— START OF Available data —
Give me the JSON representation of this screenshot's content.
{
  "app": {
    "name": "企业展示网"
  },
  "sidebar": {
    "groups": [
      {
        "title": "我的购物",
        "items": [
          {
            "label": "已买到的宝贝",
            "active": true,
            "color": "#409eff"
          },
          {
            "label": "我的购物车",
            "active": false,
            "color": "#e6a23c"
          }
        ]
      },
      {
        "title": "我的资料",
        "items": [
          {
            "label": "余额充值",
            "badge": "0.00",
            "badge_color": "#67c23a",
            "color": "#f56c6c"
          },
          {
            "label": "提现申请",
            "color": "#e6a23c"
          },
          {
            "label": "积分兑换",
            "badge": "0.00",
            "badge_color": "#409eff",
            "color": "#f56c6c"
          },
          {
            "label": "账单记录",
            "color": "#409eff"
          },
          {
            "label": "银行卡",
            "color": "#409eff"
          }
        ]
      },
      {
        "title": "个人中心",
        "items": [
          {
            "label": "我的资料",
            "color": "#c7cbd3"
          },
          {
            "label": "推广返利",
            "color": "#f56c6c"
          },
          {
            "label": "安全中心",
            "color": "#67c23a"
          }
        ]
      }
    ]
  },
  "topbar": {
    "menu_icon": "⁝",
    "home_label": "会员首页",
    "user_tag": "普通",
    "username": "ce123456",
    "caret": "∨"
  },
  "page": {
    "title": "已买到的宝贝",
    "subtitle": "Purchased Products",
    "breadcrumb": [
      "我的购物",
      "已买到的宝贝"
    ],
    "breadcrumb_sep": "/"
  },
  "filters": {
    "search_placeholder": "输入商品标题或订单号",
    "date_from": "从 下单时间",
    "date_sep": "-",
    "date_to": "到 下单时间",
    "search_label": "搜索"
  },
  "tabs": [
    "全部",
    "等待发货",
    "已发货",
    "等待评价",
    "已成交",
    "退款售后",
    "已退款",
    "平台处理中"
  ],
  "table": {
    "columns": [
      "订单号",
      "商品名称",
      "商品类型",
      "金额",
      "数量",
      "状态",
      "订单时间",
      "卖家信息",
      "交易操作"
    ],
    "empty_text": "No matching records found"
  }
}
— END OF Available data —
## Requirement
Give back the whole listing, word for word.

## Final result
Give me the JSON representation of this screenshot's content.
{
  "app": {
    "name": "企业展示网"
  },
  "sidebar": {
    "groups": [
      {
        "title": "我的购物",
        "items": [
          {
            "label": "已买到的宝贝",
            "active": true,
            "color": "#409eff"
          },
          {
            "label": "我的购物车",
            "active": false,
            "color": "#e6a23c"
          }
        ]
      },
      {
        "title": "我的资料",
        "items": [
          {
            "label": "余额充值",
            "badge": "0.00",
            "badge_color": "#67c23a",
            "color": "#f56c6c"
          },
          {
            "label": "提现申请",
            "color": "#e6a23c"
          },
          {
            "label": "积分兑换",
            "badge": "0.00",
            "badge_color": "#409eff",
            "color": "#f56c6c"
          },
          {
            "label": "账单记录",
            "color": "#409eff"
          },
          {
            "label": "银行卡",
            "color": "#409eff"
          }
        ]
      },
      {
        "title": "个人中心",
        "items": [
          {
            "label": "我的资料",
            "color": "#c7cbd3"
          },
          {
            "label": "推广返利",
            "color": "#f56c6c"
          },
          {
            "label": "安全中心",
            "color": "#67c23a"
          }
        ]
      }
    ]
  },
  "topbar": {
    "menu_icon": "⁝",
    "home_label": "会员首页",
    "user_tag": "普通",
    "username": "ce123456",
    "caret": "∨"
  },
  "page": {
    "title": "已买到的宝贝",
    "subtitle": "Purchased Products",
    "breadcrumb": [
      "我的购物",
      "已买到的宝贝"
    ],
    "breadcrumb_sep": "/"
  },
  "filters": {
    "search_placeholder": "输入商品标题或订单号",
    "date_from": "从 下单时间",
    "date_sep": "-",
    "date_to": "到 下单时间",
    "search_label": "搜索"
  },
  "tabs": [
    "全部",
    "等待发货",
    "已发货",
    "等待评价",
    "已成交",
    "退款售后",
    "已退款",
    "平台处理中"
  ],
  "table": {
    "columns": [
      "订单号",
      "商品名称",
      "商品类型",
      "金额",
      "数量",
      "状态",
      "订单时间",
      "卖家信息",
      "交易操作"
    ],
    "empty_text": "No matching records found"
  }
}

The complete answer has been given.